Data listing:
○ ○ ○ ○ ○

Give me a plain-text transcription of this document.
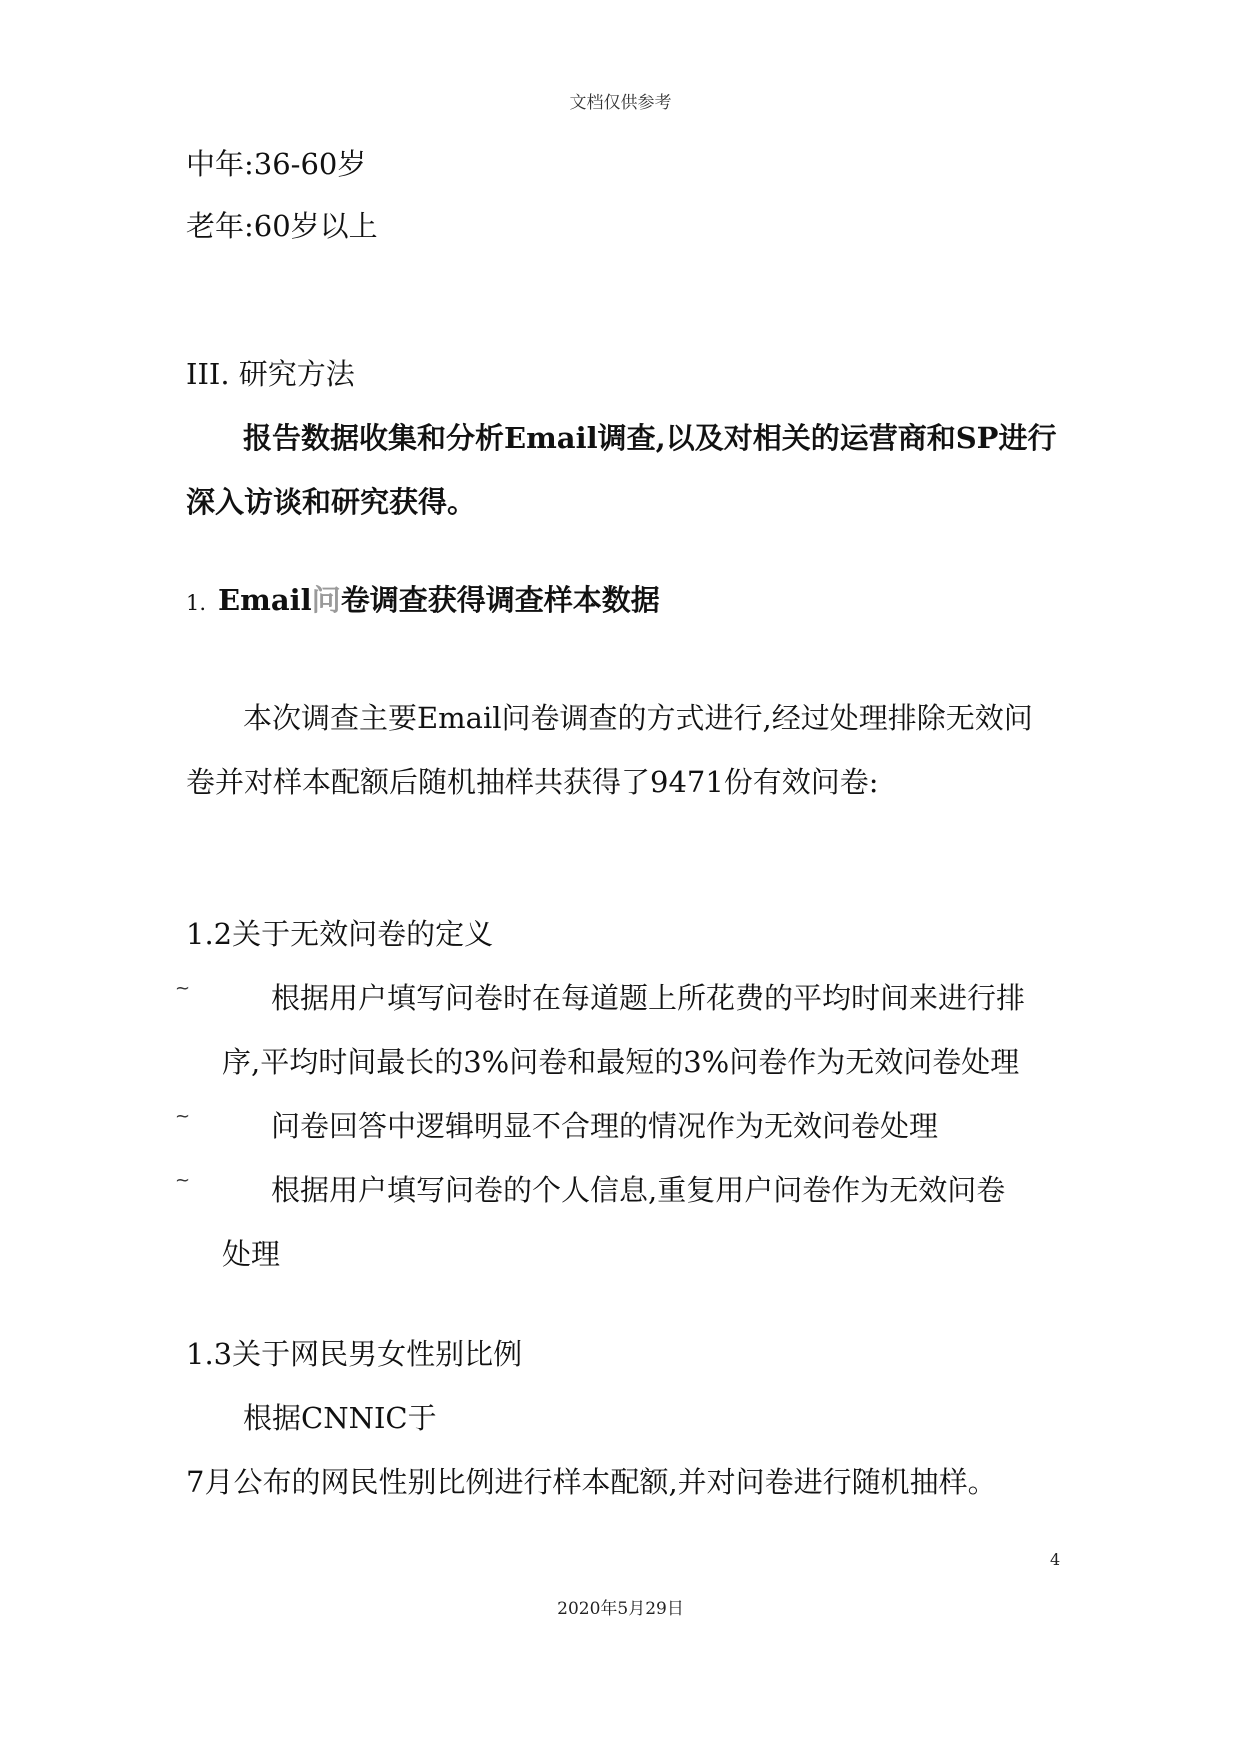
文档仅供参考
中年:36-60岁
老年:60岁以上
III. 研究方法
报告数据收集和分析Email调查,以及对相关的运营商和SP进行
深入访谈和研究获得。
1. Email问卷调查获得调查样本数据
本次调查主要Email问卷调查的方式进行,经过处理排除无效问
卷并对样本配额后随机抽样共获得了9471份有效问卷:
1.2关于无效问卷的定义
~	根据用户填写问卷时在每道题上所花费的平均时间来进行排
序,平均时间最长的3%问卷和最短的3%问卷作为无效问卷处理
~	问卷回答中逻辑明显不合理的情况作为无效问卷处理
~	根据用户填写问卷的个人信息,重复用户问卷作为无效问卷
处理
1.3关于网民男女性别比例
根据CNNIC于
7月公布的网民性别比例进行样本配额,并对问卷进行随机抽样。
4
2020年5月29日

○ ○ ○ ○ ○

### Stated problem:
Reproduce all of the data exactly, omitting each picture it holds.

### Correct output:
Give me a plain-text transcription of this document.
文档仅供参考
中年:36-60岁
老年:60岁以上
III. 研究方法
报告数据收集和分析Email调查,以及对相关的运营商和SP进行
深入访谈和研究获得。
1. Email问卷调查获得调查样本数据
本次调查主要Email问卷调查的方式进行,经过处理排除无效问
卷并对样本配额后随机抽样共获得了9471份有效问卷:
1.2关于无效问卷的定义
~	根据用户填写问卷时在每道题上所花费的平均时间来进行排
序,平均时间最长的3%问卷和最短的3%问卷作为无效问卷处理
~	问卷回答中逻辑明显不合理的情况作为无效问卷处理
~	根据用户填写问卷的个人信息,重复用户问卷作为无效问卷
处理
1.3关于网民男女性别比例
根据CNNIC于
7月公布的网民性别比例进行样本配额,并对问卷进行随机抽样。
4
2020年5月29日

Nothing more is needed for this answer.